Stated goal: Extract, from the records beneath this instruction, each line that contains the word "当室内设计师".

Task inputs:
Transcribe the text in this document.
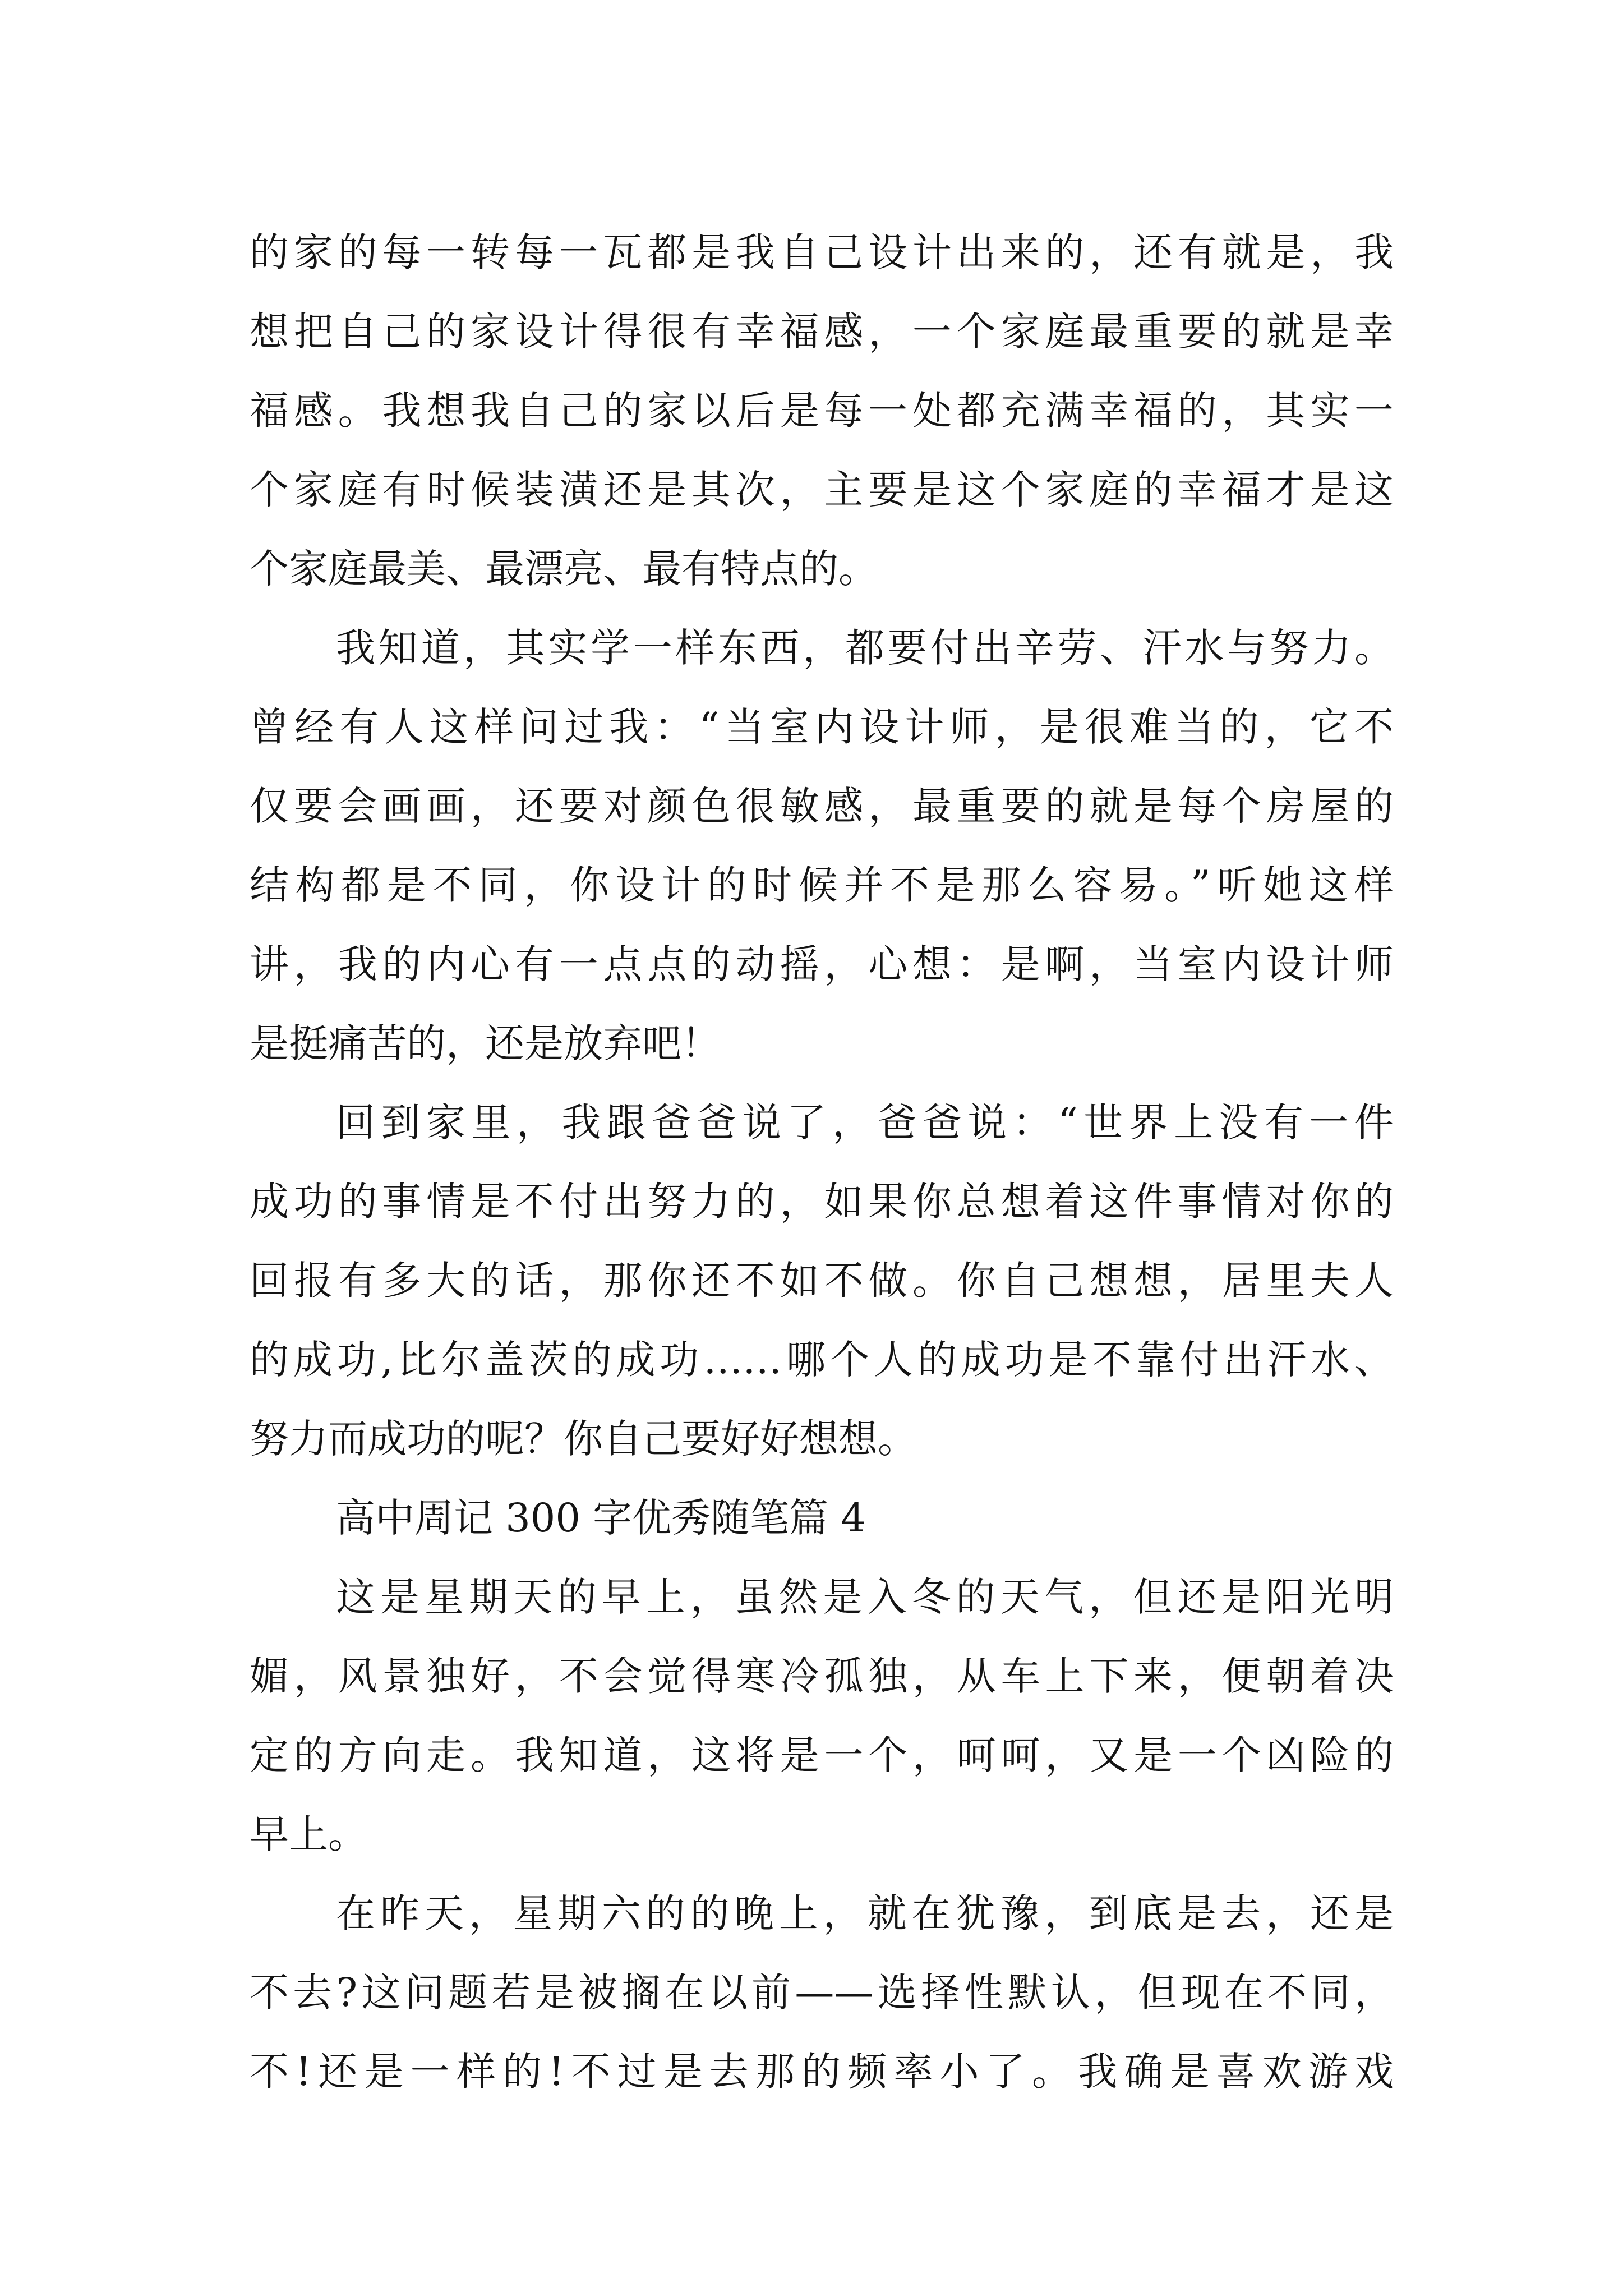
的家的每一转每一瓦都是我自己设计出来的，还有就是，我
想把自己的家设计得很有幸福感，一个家庭最重要的就是幸
福感。我想我自己的家以后是每一处都充满幸福的，其实一
个家庭有时候装潢还是其次，主要是这个家庭的幸福才是这
个家庭最美、最漂亮、最有特点的。
我知道，其实学一样东西，都要付出辛劳、汗水与努力。
曾经有人这样问过我：“当室内设计师，是很难当的，它不
仅要会画画，还要对颜色很敏感，最重要的就是每个房屋的
结构都是不同，你设计的时候并不是那么容易。”听她这样
讲，我的内心有一点点的动摇，心想：是啊，当室内设计师
是挺痛苦的，还是放弃吧！
回到家里，我跟爸爸说了，爸爸说：“世界上没有一件
成功的事情是不付出努力的，如果你总想着这件事情对你的
回报有多大的话，那你还不如不做。你自己想想，居里夫人
的成功,比尔盖茨的成功……哪个人的成功是不靠付出汗水、
努力而成功的呢？你自己要好好想想。
高中周记 300 字优秀随笔篇 4
这是星期天的早上，虽然是入冬的天气，但还是阳光明
媚，风景独好，不会觉得寒冷孤独，从车上下来，便朝着决
定的方向走。我知道，这将是一个，呵呵，又是一个凶险的
早上。
在昨天，星期六的的晚上，就在犹豫，到底是去，还是
不去?这问题若是被搁在以前——选择性默认，但现在不同，
不!还是一样的!不过是去那的频率小了。我确是喜欢游戏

Solution to this task:
曾经有人这样问过我：“当室内设计师，是很难当的，它不
讲，我的内心有一点点的动摇，心想：是啊，当室内设计师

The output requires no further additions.